▶ Prompt 1: Name every TV show and podcast that appears in the blog post below, including its comments.
▶ Prompt 2: Resume the blog post below, picking up after the last comment shown.

▶ Passage:
————

So, that’s my update.  I’m doing good.  Really good.  I feel more like myself and I’m much happier than I have been in a long time.  Thanks for hanging in there with me while I worked through the past few months.  I feel like I’m taking my first deep breaths (Inhale…1…2…3…Exhale…1..2..3…4.. – thanks meditation!) in a long time and it feels so good.

6 Comments

  • Kelly

    I am so grateful that you have been sharing this journey. I just read this and spent most of the time saying “yep, that’s me”. I’m bad with change or insecurity and it comes out in full force anger. I’m also a light sleeper (but with a newborn it works) and I think being tired contributes. Now I’m going to try the meditation app and some of the lessons you’ve learned. Oh and I have to have noise while I’m working. I work from home and I keep Grey’s on in the background. It’s comforting to me 🙂

  • jennybird

    If I may, I suggest listening to a podcast while you work. There are so many interesting ones out there!. I listen to 99% Invisible, a podcast that focuses on design (of all types), and LeVar Burton Reads, a podcast that, essentially, is Reading Rainbow for adults.

————

Extracted rows:

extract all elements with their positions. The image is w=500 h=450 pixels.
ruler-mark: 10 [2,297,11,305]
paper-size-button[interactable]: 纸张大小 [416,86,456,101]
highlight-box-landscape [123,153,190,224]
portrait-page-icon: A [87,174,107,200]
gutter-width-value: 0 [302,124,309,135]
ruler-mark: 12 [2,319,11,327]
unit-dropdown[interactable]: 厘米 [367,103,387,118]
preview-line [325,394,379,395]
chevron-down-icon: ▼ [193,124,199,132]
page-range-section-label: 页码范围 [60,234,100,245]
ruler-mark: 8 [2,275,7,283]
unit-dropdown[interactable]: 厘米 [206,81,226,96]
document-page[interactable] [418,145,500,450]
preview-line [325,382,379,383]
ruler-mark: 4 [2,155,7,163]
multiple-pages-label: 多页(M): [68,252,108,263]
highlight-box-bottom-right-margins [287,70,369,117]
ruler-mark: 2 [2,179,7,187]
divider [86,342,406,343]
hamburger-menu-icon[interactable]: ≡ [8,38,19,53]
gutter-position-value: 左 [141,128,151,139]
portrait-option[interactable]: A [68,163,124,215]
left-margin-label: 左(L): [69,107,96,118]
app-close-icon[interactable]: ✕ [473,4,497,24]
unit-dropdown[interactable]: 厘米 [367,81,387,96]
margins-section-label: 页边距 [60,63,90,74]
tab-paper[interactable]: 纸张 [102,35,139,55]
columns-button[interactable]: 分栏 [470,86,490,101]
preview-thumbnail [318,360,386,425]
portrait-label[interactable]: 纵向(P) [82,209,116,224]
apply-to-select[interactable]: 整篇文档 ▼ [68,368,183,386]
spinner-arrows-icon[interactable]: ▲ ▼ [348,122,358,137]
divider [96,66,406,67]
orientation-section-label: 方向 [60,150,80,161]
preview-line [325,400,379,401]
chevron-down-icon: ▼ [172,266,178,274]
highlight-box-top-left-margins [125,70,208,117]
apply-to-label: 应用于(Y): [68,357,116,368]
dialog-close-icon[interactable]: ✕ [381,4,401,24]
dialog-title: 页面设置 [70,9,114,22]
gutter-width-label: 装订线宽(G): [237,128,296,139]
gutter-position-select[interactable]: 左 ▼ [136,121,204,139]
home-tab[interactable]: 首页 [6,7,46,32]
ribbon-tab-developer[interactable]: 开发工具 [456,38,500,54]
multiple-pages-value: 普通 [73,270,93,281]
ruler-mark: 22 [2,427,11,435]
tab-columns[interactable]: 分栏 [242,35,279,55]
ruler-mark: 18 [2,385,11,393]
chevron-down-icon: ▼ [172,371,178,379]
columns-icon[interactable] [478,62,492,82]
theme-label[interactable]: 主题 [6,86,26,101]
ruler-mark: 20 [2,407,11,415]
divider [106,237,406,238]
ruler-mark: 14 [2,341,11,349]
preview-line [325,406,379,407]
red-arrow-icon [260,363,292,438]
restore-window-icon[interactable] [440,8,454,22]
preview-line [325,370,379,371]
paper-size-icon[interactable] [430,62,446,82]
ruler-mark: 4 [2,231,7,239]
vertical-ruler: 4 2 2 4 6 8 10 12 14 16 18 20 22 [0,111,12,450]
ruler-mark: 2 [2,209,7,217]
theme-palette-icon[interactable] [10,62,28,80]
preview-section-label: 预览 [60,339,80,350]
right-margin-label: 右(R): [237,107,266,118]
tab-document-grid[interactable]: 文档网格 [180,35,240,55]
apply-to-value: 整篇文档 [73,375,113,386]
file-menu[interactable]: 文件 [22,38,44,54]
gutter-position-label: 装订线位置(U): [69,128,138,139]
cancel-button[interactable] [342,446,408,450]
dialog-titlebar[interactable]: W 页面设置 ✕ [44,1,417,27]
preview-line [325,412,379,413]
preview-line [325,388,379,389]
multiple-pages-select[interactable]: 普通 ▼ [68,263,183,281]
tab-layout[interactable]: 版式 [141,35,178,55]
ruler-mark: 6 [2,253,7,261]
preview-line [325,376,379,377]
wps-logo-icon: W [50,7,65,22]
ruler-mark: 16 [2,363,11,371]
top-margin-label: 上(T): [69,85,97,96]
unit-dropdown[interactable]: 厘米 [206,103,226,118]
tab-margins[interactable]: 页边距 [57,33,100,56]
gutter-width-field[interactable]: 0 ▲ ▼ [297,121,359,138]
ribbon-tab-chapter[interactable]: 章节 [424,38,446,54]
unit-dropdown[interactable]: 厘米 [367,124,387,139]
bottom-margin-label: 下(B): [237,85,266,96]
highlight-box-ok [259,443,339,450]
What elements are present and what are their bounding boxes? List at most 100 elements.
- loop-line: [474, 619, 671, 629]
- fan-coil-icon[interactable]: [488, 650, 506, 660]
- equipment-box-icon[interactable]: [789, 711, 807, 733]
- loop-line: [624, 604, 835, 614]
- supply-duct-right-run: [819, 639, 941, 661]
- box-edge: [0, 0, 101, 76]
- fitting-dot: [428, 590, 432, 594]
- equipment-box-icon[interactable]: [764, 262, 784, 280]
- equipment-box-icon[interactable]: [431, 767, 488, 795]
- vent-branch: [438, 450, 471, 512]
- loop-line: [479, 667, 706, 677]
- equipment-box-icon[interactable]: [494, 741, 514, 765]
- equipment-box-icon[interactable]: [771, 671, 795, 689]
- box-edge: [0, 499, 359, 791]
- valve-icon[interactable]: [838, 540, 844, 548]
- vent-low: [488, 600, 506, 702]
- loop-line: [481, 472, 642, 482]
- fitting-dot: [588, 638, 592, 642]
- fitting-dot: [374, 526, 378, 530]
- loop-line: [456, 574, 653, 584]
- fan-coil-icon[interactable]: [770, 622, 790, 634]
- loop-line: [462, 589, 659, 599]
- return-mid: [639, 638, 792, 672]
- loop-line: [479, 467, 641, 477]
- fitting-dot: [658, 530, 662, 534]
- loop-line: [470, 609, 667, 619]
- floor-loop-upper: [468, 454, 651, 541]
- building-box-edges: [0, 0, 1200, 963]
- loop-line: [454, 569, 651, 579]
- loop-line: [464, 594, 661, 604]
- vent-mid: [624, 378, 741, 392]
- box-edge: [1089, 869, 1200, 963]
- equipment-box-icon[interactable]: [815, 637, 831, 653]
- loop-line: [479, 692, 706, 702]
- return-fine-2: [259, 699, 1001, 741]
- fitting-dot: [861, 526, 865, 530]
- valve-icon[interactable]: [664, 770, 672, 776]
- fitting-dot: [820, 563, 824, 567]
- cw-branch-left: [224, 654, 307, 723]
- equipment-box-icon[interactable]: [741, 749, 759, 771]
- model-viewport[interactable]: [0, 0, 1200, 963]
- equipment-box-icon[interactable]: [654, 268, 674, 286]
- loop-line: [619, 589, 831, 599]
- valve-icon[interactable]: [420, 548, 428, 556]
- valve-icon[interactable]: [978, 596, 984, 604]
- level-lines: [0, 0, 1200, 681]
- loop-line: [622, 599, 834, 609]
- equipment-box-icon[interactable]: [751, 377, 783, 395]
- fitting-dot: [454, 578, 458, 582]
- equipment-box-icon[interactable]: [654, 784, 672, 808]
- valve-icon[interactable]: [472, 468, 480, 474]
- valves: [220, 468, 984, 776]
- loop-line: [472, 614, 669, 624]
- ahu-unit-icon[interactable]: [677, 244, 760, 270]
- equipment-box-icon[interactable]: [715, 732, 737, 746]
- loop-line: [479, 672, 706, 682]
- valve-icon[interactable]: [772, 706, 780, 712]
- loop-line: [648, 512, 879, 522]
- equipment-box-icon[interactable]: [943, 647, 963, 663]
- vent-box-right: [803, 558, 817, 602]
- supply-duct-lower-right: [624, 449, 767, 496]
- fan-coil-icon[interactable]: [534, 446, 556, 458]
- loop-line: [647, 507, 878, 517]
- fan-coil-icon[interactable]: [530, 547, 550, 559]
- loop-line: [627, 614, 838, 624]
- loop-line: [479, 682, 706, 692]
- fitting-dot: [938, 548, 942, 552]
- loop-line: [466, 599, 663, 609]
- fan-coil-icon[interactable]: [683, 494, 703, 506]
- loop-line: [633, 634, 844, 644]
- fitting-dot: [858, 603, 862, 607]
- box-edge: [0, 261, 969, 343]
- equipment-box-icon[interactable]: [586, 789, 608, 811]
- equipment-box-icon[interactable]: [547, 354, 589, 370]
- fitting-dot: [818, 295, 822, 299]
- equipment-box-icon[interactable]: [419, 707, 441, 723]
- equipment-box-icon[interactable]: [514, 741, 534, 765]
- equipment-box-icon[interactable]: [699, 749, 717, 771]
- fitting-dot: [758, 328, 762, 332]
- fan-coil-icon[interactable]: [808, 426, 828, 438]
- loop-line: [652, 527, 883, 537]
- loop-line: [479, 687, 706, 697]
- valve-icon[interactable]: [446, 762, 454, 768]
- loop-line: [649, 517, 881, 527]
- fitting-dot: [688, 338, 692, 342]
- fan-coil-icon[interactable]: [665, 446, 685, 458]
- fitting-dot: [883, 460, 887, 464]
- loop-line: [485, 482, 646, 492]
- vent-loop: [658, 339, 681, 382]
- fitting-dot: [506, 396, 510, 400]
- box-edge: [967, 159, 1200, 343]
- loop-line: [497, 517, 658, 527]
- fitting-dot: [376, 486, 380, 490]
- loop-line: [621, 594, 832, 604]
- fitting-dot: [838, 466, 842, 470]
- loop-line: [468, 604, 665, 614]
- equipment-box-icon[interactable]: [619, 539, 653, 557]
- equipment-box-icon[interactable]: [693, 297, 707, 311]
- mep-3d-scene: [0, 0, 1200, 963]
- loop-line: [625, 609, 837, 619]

————

▶ Task output 1: Grey's, 99% Invisible, LeVar Burton Reads, Reading Rainbow

▶ Task output 2:
  • PaulineM

    I am so glad that working from home is starting to work for you. You are right, the most important part is “trying to figure out my new normal in this stage of my life.” Listening to ourselves and fitting our work to our needs is what is good for us. And the freedom of working hard from home and then having a lunch date with mom without guilty feelings is priceless.

  • Clara

    Thank you so much for this post, sharing what kind of person you are and how you react in certain situations. This post really resonated with me. It’s exactly how I approach life at home with my husband and it’s not fair to him. Sometimes I can’t understand how he can be so patient, and doesn’t understand that I’m taking things out on him. But reading what you’re saying above, being mindful of taking the time to listen, could really help in the long-term. Just because he’s patient with me, doesn’t mean I should be reacting this way. Insecurities are the root of my issues, for sure, but I never take the time to stop and think about it. You mentioned the book ‘So Long, Insecurity.’ Any chance you know of something similar that isn’t faith-based? Thanks again 🙂

  • Erin

    Katie, have you ever taken the Enneagram personality test? The best way to learn it is by hearing it verbally or reading it (Road Back to You) is a great book. You sound a lot like me, especially having anger as your core emotion and learning my “number,” has been SO helpful!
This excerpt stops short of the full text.